Task to complete:
Retype all of the data. Every line must match exactly.

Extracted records
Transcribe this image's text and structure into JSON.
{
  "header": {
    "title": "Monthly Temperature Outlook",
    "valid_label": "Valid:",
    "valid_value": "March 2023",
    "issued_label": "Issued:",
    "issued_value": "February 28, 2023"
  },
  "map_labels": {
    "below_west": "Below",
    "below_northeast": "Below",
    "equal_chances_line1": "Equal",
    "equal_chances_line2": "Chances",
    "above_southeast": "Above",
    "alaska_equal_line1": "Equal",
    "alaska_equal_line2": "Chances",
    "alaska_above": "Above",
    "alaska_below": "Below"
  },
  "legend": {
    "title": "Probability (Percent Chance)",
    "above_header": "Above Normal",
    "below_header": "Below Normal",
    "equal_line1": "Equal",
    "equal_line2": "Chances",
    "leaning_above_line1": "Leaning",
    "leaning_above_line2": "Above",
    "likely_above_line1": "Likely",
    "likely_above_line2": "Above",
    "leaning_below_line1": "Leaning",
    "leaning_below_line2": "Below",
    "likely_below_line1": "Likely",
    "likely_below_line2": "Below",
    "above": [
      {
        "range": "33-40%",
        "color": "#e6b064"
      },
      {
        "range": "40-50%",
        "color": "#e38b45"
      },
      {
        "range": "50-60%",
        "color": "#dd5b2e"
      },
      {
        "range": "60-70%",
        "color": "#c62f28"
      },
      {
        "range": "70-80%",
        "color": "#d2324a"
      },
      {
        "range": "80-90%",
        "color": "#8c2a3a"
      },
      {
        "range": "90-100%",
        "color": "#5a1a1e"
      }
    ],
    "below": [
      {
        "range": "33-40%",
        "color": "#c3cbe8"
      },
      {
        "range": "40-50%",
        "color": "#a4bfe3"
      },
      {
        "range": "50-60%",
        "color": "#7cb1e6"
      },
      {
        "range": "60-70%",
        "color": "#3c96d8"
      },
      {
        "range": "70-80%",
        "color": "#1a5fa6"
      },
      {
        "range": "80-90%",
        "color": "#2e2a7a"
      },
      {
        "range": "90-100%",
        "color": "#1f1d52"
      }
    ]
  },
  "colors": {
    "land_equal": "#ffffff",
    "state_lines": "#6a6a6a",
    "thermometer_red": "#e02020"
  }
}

Task result:
Transcribe this image's text and structure into JSON.
{
  "header": {
    "title": "Monthly Temperature Outlook",
    "valid_label": "Valid:",
    "valid_value": "March 2023",
    "issued_label": "Issued:",
    "issued_value": "February 28, 2023"
  },
  "map_labels": {
    "below_west": "Below",
    "below_northeast": "Below",
    "equal_chances_line1": "Equal",
    "equal_chances_line2": "Chances",
    "above_southeast": "Above",
    "alaska_equal_line1": "Equal",
    "alaska_equal_line2": "Chances",
    "alaska_above": "Above",
    "alaska_below": "Below"
  },
  "legend": {
    "title": "Probability (Percent Chance)",
    "above_header": "Above Normal",
    "below_header": "Below Normal",
    "equal_line1": "Equal",
    "equal_line2": "Chances",
    "leaning_above_line1": "Leaning",
    "leaning_above_line2": "Above",
    "likely_above_line1": "Likely",
    "likely_above_line2": "Above",
    "leaning_below_line1": "Leaning",
    "leaning_below_line2": "Below",
    "likely_below_line1": "Likely",
    "likely_below_line2": "Below",
    "above": [
      {
        "range": "33-40%",
        "color": "#e6b064"
      },
      {
        "range": "40-50%",
        "color": "#e38b45"
      },
      {
        "range": "50-60%",
        "color": "#dd5b2e"
      },
      {
        "range": "60-70%",
        "color": "#c62f28"
      },
      {
        "range": "70-80%",
        "color": "#d2324a"
      },
      {
        "range": "80-90%",
        "color": "#8c2a3a"
      },
      {
        "range": "90-100%",
        "color": "#5a1a1e"
      }
    ],
    "below": [
      {
        "range": "33-40%",
        "color": "#c3cbe8"
      },
      {
        "range": "40-50%",
        "color": "#a4bfe3"
      },
      {
        "range": "50-60%",
        "color": "#7cb1e6"
      },
      {
        "range": "60-70%",
        "color": "#3c96d8"
      },
      {
        "range": "70-80%",
        "color": "#1a5fa6"
      },
      {
        "range": "80-90%",
        "color": "#2e2a7a"
      },
      {
        "range": "90-100%",
        "color": "#1f1d52"
      }
    ]
  },
  "colors": {
    "land_equal": "#ffffff",
    "state_lines": "#6a6a6a",
    "thermometer_red": "#e02020"
  }
}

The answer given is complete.